======== Record list
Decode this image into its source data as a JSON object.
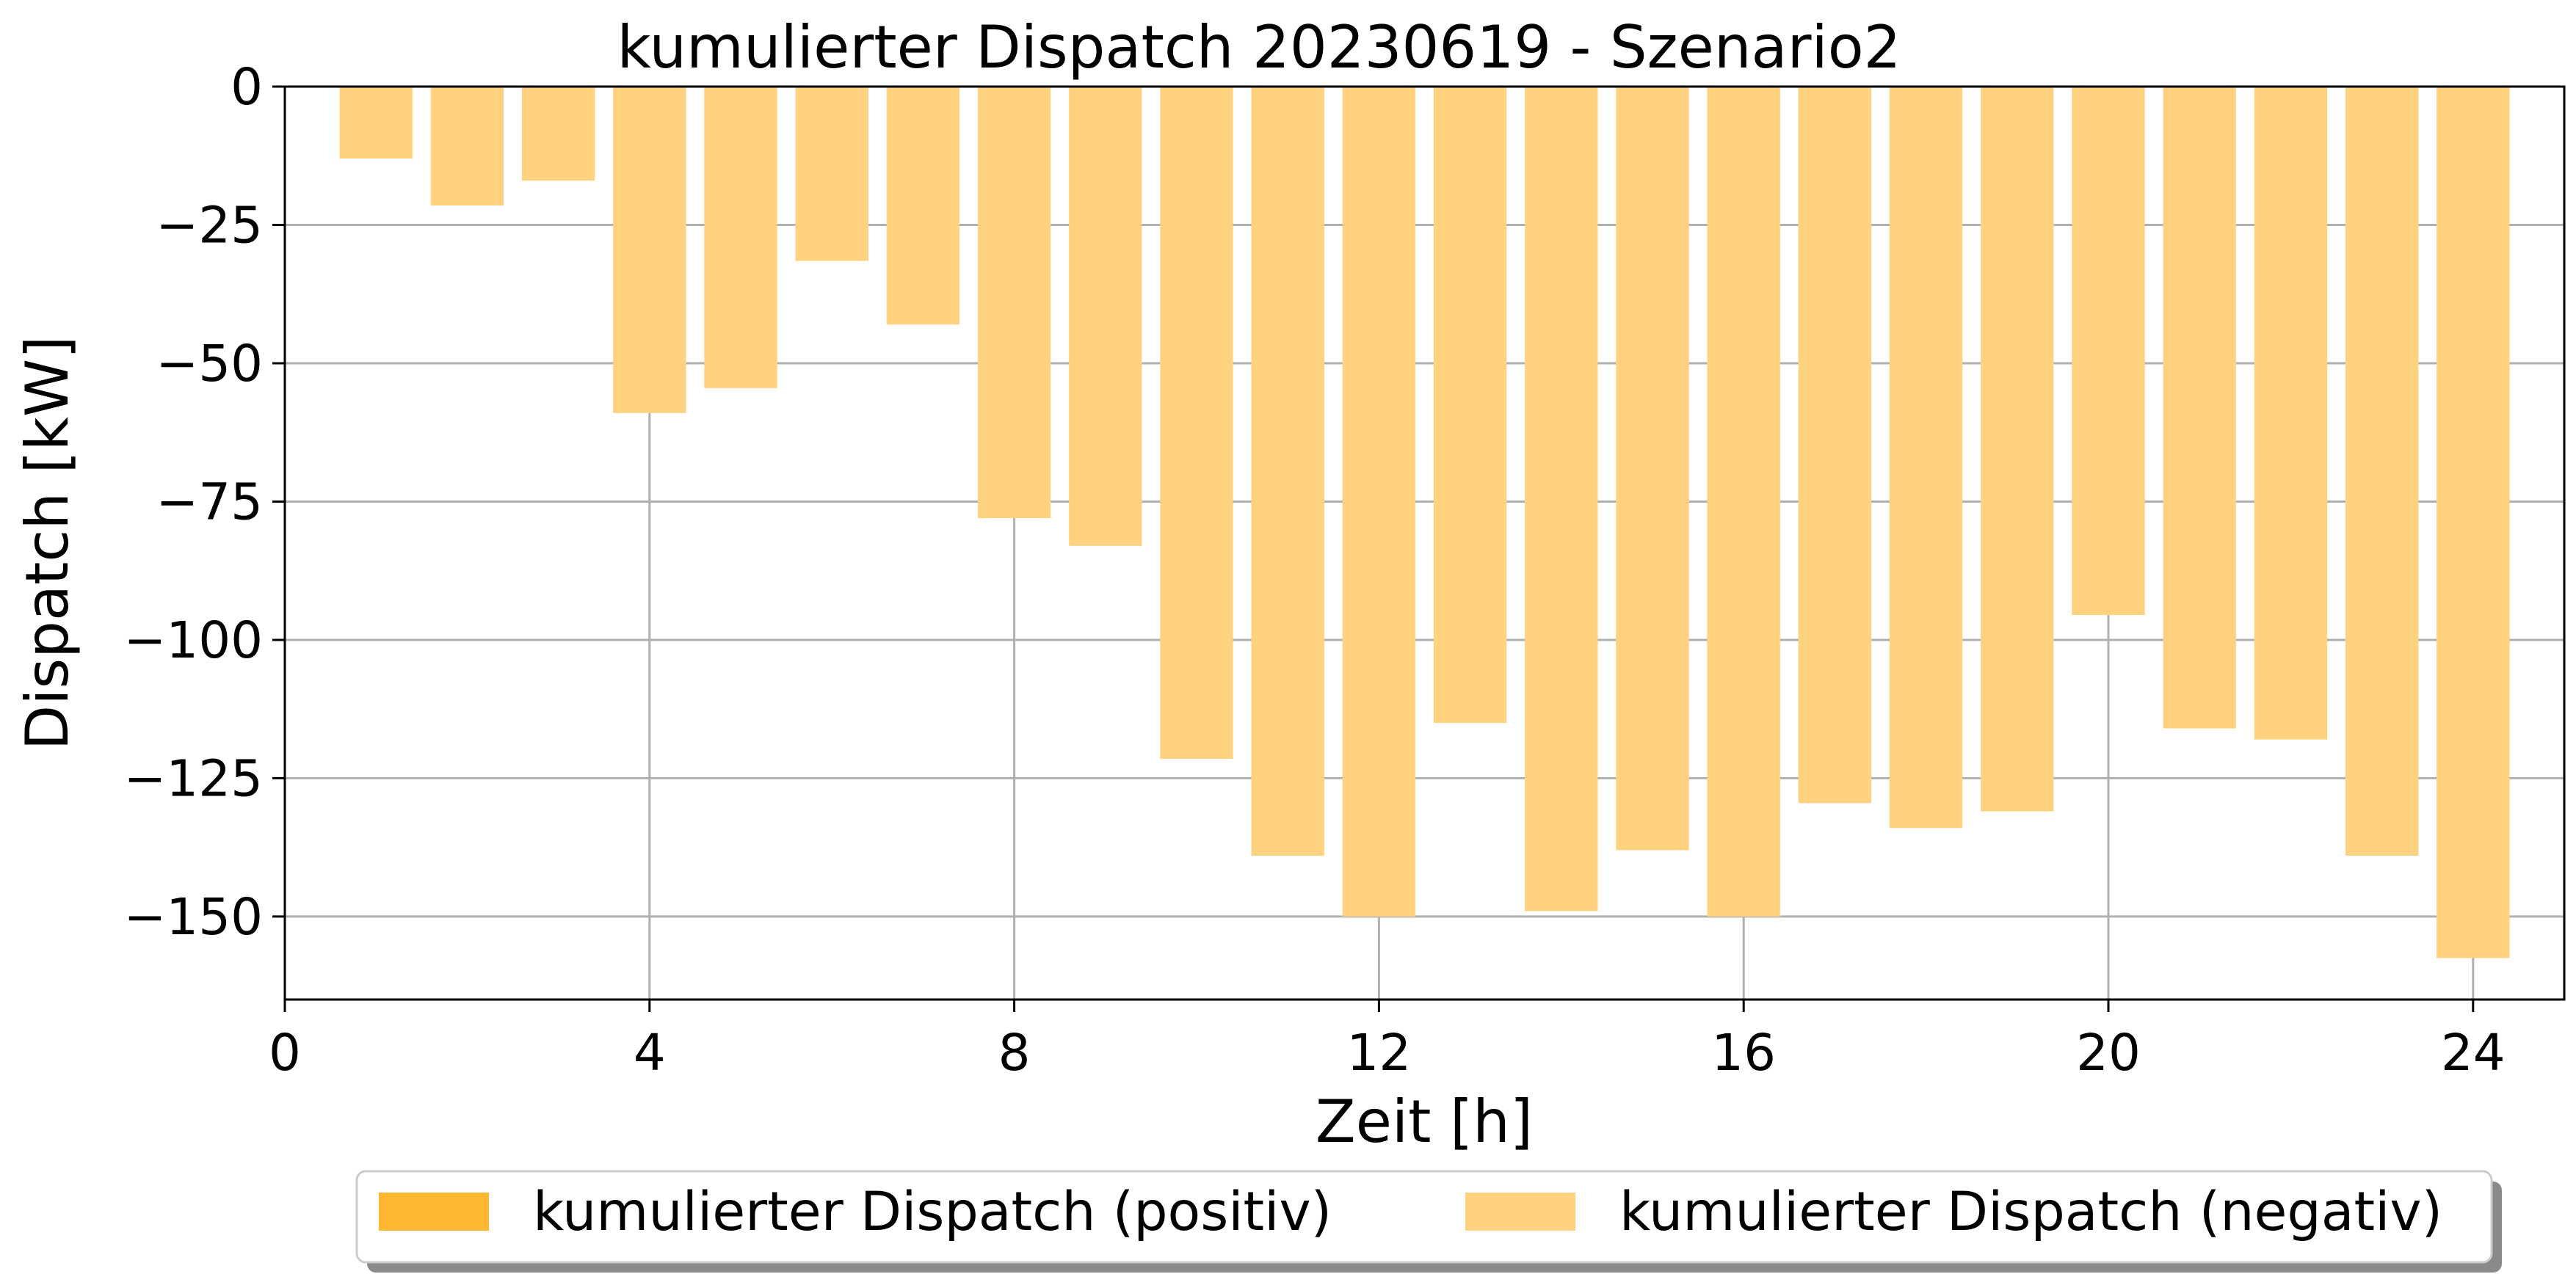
{
  "chart_data": {
    "type": "bar",
    "title": "kumulierter Dispatch 20230619 - Szenario2",
    "xlabel": "Zeit [h]",
    "ylabel": "Dispatch [kW]",
    "xlim": [
      0,
      25
    ],
    "ylim": [
      -165,
      0
    ],
    "x_ticks": [
      0,
      4,
      8,
      12,
      16,
      20,
      24
    ],
    "x_tick_labels": [
      "0",
      "4",
      "8",
      "12",
      "16",
      "20",
      "24"
    ],
    "y_ticks": [
      0,
      -25,
      -50,
      -75,
      -100,
      -125,
      -150
    ],
    "y_tick_labels": [
      "0",
      "−25",
      "−50",
      "−75",
      "−100",
      "−125",
      "−150"
    ],
    "grid": true,
    "bar_width": 0.8,
    "legend_position": "bottom-center",
    "x": [
      1,
      2,
      3,
      4,
      5,
      6,
      7,
      8,
      9,
      10,
      11,
      12,
      13,
      14,
      15,
      16,
      17,
      18,
      19,
      20,
      21,
      22,
      23,
      24
    ],
    "series": [
      {
        "name": "kumulierter Dispatch (positiv)",
        "color": "#ffb732",
        "values": [
          0,
          0,
          0,
          0,
          0,
          0,
          0,
          0,
          0,
          0,
          0,
          0,
          0,
          0,
          0,
          0,
          0,
          0,
          0,
          0,
          0,
          0,
          0,
          0
        ]
      },
      {
        "name": "kumulierter Dispatch (negativ)",
        "color": "#ffd280",
        "values": [
          -13,
          -21.5,
          -17,
          -59,
          -54.5,
          -31.5,
          -43,
          -78,
          -83,
          -121.5,
          -139,
          -150,
          -115,
          -149,
          -138,
          -150,
          -129.5,
          -134,
          -131,
          -95.5,
          -116,
          -118,
          -139,
          -157.5
        ]
      }
    ]
  }
}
================
**Task directions**
Pictures in the records should not appear in your copy, but everything else must be transcribed exactly.

**Correct result**
Decode this image into its source data as a JSON object.
{
  "chart_data": {
    "type": "bar",
    "title": "kumulierter Dispatch 20230619 - Szenario2",
    "xlabel": "Zeit [h]",
    "ylabel": "Dispatch [kW]",
    "xlim": [
      0,
      25
    ],
    "ylim": [
      -165,
      0
    ],
    "x_ticks": [
      0,
      4,
      8,
      12,
      16,
      20,
      24
    ],
    "x_tick_labels": [
      "0",
      "4",
      "8",
      "12",
      "16",
      "20",
      "24"
    ],
    "y_ticks": [
      0,
      -25,
      -50,
      -75,
      -100,
      -125,
      -150
    ],
    "y_tick_labels": [
      "0",
      "−25",
      "−50",
      "−75",
      "−100",
      "−125",
      "−150"
    ],
    "grid": true,
    "bar_width": 0.8,
    "legend_position": "bottom-center",
    "x": [
      1,
      2,
      3,
      4,
      5,
      6,
      7,
      8,
      9,
      10,
      11,
      12,
      13,
      14,
      15,
      16,
      17,
      18,
      19,
      20,
      21,
      22,
      23,
      24
    ],
    "series": [
      {
        "name": "kumulierter Dispatch (positiv)",
        "color": "#ffb732",
        "values": [
          0,
          0,
          0,
          0,
          0,
          0,
          0,
          0,
          0,
          0,
          0,
          0,
          0,
          0,
          0,
          0,
          0,
          0,
          0,
          0,
          0,
          0,
          0,
          0
        ]
      },
      {
        "name": "kumulierter Dispatch (negativ)",
        "color": "#ffd280",
        "values": [
          -13,
          -21.5,
          -17,
          -59,
          -54.5,
          -31.5,
          -43,
          -78,
          -83,
          -121.5,
          -139,
          -150,
          -115,
          -149,
          -138,
          -150,
          -129.5,
          -134,
          -131,
          -95.5,
          -116,
          -118,
          -139,
          -157.5
        ]
      }
    ]
  }
}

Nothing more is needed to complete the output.